BEGIN

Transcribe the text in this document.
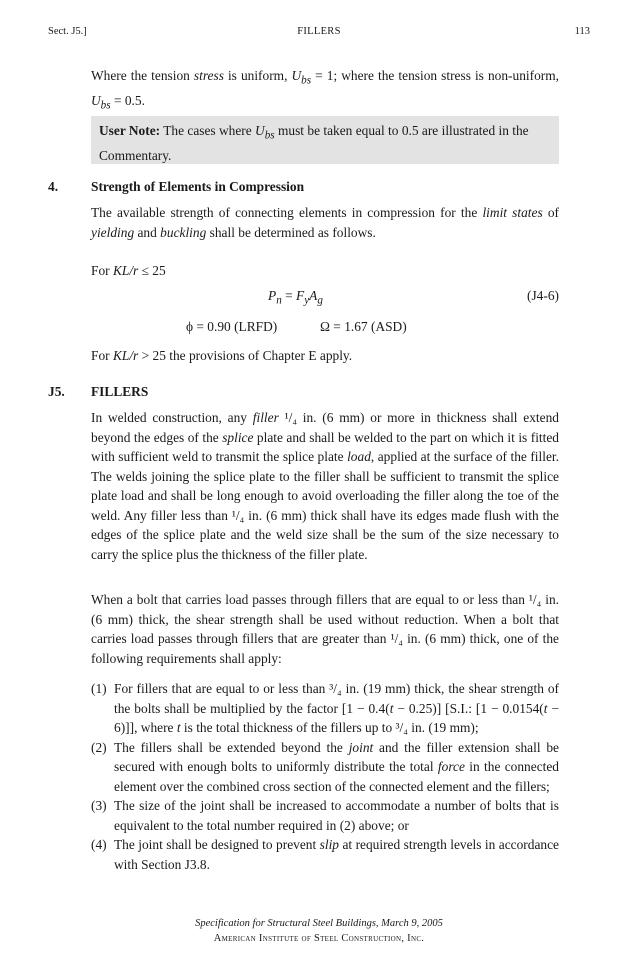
Sect. J5.]	FILLERS	113
Where the tension stress is uniform, $U_{bs} = 1$; where the tension stress is non-uniform, $U_{bs} = 0.5$.
User Note: The cases where $U_{bs}$ must be taken equal to 0.5 are illustrated in the Commentary.
4. Strength of Elements in Compression
The available strength of connecting elements in compression for the limit states of yielding and buckling shall be determined as follows.
For KL/r ≤ 25
$P_n = F_yA_g$	(J4-6)
ϕ = 0.90 (LRFD)	Ω = 1.67 (ASD)
For KL/r > 25 the provisions of Chapter E apply.
J5. FILLERS
In welded construction, any filler ¹/₄ in. (6 mm) or more in thickness shall extend beyond the edges of the splice plate and shall be welded to the part on which it is fitted with sufficient weld to transmit the splice plate load, applied at the surface of the filler. The welds joining the splice plate to the filler shall be sufficient to transmit the splice plate load and shall be long enough to avoid overloading the filler along the toe of the weld. Any filler less than ¹/₄ in. (6 mm) thick shall have its edges made flush with the edges of the splice plate and the weld size shall be the sum of the size necessary to carry the splice plus the thickness of the filler plate.
When a bolt that carries load passes through fillers that are equal to or less than ¹/₄ in. (6 mm) thick, the shear strength shall be used without reduction. When a bolt that carries load passes through fillers that are greater than ¹/₄ in. (6 mm) thick, one of the following requirements shall apply:
(1) For fillers that are equal to or less than ³/₄ in. (19 mm) thick, the shear strength of the bolts shall be multiplied by the factor [1 − 0.4(t − 0.25)] [S.I.: [1 − 0.0154(t − 6)]], where t is the total thickness of the fillers up to ³/₄ in. (19 mm);
(2) The fillers shall be extended beyond the joint and the filler extension shall be secured with enough bolts to uniformly distribute the total force in the connected element over the combined cross section of the connected element and the fillers;
(3) The size of the joint shall be increased to accommodate a number of bolts that is equivalent to the total number required in (2) above; or
(4) The joint shall be designed to prevent slip at required strength levels in accordance with Section J3.8.
Specification for Structural Steel Buildings, March 9, 2005
American Institute of Steel Construction, Inc.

END

What needs to be done:
Each entry above should be reproduced exactly, with the pictures removed.

Output below:
Transcribe the text in this document.
Sect. J5.]	FILLERS	113
Where the tension stress is uniform, $U_{bs} = 1$; where the tension stress is non-uniform, $U_{bs} = 0.5$.
User Note: The cases where $U_{bs}$ must be taken equal to 0.5 are illustrated in the Commentary.
4. Strength of Elements in Compression
The available strength of connecting elements in compression for the limit states of yielding and buckling shall be determined as follows.
For KL/r ≤ 25
$P_n = F_yA_g$	(J4-6)
ϕ = 0.90 (LRFD)	Ω = 1.67 (ASD)
For KL/r > 25 the provisions of Chapter E apply.
J5. FILLERS
In welded construction, any filler ¹/₄ in. (6 mm) or more in thickness shall extend beyond the edges of the splice plate and shall be welded to the part on which it is fitted with sufficient weld to transmit the splice plate load, applied at the surface of the filler. The welds joining the splice plate to the filler shall be sufficient to transmit the splice plate load and shall be long enough to avoid overloading the filler along the toe of the weld. Any filler less than ¹/₄ in. (6 mm) thick shall have its edges made flush with the edges of the splice plate and the weld size shall be the sum of the size necessary to carry the splice plus the thickness of the filler plate.
When a bolt that carries load passes through fillers that are equal to or less than ¹/₄ in. (6 mm) thick, the shear strength shall be used without reduction. When a bolt that carries load passes through fillers that are greater than ¹/₄ in. (6 mm) thick, one of the following requirements shall apply:
(1) For fillers that are equal to or less than ³/₄ in. (19 mm) thick, the shear strength of the bolts shall be multiplied by the factor [1 − 0.4(t − 0.25)] [S.I.: [1 − 0.0154(t − 6)]], where t is the total thickness of the fillers up to ³/₄ in. (19 mm);
(2) The fillers shall be extended beyond the joint and the filler extension shall be secured with enough bolts to uniformly distribute the total force in the connected element over the combined cross section of the connected element and the fillers;
(3) The size of the joint shall be increased to accommodate a number of bolts that is equivalent to the total number required in (2) above; or
(4) The joint shall be designed to prevent slip at required strength levels in accordance with Section J3.8.
Specification for Structural Steel Buildings, March 9, 2005
American Institute of Steel Construction, Inc.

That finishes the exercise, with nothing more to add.